What you will do: Please report every line from the material that contains the word "calendar".

Lines of data:
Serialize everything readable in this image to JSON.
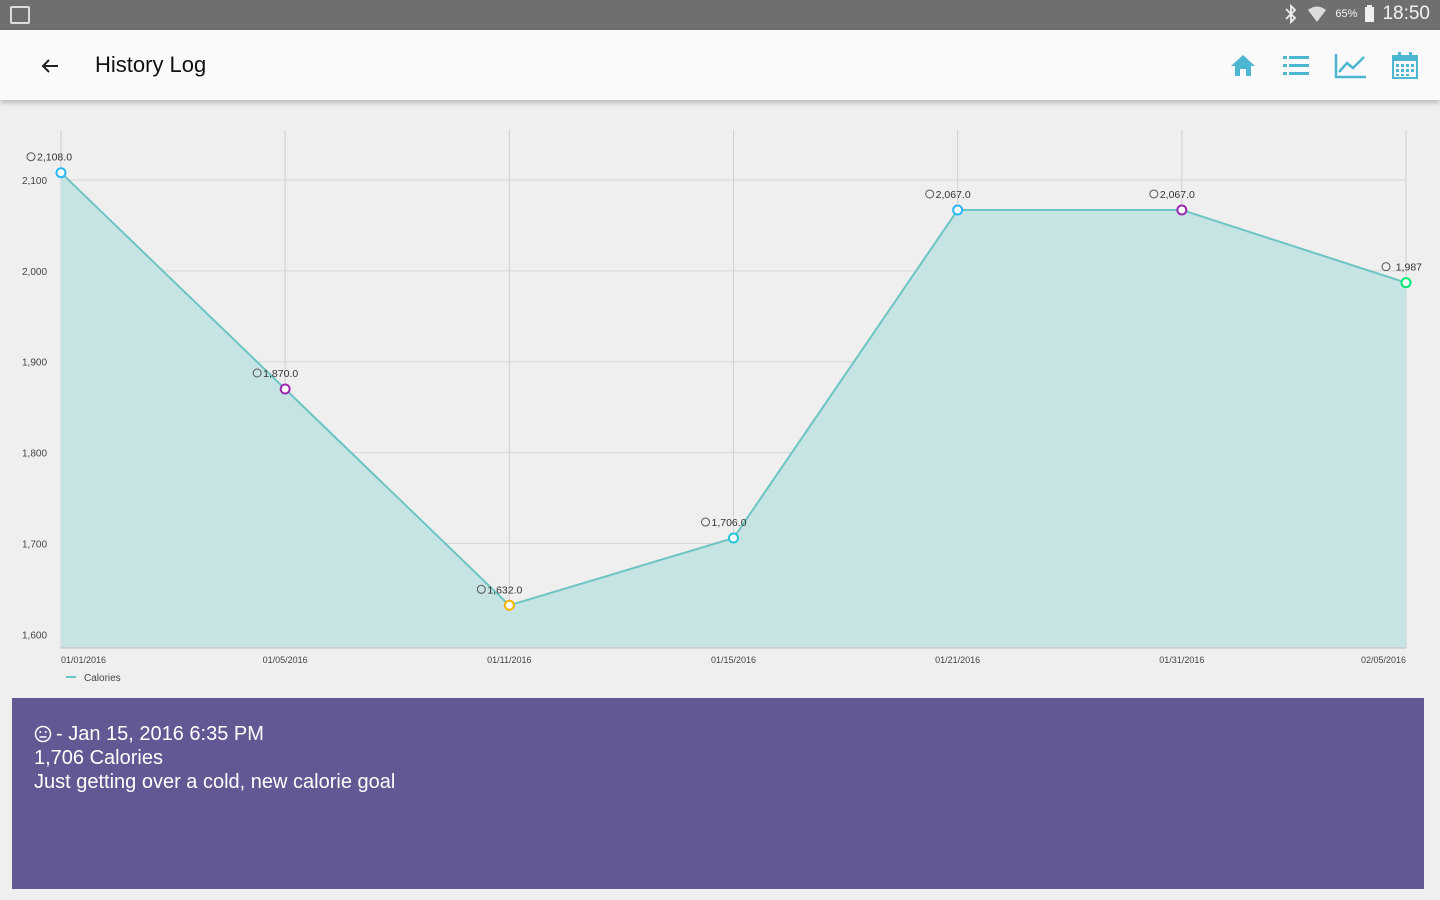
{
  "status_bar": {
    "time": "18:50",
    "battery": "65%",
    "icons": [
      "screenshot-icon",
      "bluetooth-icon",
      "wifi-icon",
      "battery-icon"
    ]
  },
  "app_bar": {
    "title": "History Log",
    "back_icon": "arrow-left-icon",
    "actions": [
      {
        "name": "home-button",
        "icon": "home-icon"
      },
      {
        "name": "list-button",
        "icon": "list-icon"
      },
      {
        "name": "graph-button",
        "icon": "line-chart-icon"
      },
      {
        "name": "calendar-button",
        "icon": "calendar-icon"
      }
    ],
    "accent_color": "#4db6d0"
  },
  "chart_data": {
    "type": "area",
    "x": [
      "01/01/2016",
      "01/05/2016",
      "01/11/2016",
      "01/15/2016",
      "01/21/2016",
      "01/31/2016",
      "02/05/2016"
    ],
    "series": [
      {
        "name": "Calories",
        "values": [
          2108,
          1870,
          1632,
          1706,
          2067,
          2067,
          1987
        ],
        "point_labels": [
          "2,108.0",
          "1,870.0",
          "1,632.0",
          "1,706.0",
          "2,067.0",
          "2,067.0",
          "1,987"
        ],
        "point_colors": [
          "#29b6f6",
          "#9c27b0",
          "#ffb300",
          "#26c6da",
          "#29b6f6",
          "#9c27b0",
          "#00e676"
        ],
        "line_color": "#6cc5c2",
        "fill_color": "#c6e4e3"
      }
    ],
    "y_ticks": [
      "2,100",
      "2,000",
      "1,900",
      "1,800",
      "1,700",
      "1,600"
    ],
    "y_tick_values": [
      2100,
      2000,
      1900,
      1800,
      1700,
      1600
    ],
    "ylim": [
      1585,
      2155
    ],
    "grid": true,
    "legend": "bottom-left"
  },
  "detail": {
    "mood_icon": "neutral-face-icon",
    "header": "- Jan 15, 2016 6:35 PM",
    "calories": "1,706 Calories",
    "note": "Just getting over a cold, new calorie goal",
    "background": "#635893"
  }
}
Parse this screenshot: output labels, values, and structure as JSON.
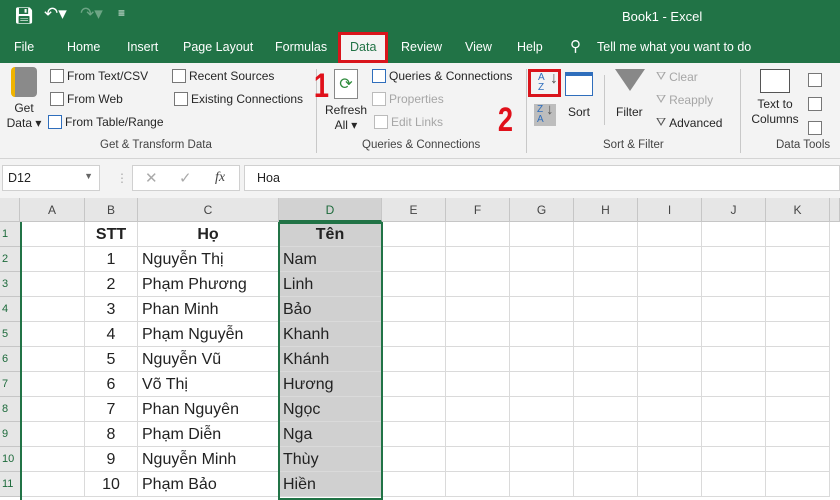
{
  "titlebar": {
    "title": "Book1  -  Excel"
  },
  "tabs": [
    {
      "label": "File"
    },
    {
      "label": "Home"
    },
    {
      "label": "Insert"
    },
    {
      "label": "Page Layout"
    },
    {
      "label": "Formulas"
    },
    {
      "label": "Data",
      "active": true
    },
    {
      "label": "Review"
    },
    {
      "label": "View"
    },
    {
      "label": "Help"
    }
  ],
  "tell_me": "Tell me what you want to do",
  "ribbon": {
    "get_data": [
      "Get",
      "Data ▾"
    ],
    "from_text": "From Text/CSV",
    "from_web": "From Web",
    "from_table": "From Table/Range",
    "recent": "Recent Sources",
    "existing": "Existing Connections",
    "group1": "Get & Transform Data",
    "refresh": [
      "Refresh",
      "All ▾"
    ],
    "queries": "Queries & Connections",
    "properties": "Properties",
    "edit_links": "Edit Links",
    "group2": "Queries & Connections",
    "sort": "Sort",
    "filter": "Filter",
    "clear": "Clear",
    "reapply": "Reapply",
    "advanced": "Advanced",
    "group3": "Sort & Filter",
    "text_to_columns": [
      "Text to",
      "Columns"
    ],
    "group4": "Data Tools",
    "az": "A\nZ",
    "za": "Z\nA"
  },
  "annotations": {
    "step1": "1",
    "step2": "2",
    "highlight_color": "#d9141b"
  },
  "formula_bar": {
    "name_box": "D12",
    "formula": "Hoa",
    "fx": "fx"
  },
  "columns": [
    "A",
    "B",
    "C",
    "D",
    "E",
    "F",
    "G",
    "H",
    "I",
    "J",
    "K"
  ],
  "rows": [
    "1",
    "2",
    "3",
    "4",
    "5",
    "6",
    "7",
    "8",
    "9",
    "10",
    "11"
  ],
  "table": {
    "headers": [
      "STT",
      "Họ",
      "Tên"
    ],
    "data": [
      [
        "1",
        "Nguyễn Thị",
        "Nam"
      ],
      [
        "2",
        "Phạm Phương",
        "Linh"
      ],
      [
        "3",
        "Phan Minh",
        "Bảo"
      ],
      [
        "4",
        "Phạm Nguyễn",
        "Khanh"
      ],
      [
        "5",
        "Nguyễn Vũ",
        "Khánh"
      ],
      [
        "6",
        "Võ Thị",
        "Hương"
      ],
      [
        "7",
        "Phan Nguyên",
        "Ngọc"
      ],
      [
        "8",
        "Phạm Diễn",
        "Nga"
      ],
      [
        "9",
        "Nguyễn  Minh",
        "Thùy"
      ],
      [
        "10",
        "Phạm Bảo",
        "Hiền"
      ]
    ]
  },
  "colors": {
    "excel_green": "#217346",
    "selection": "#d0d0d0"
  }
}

In response:
        "name": "calendar-button",
        "icon": "calendar-icon"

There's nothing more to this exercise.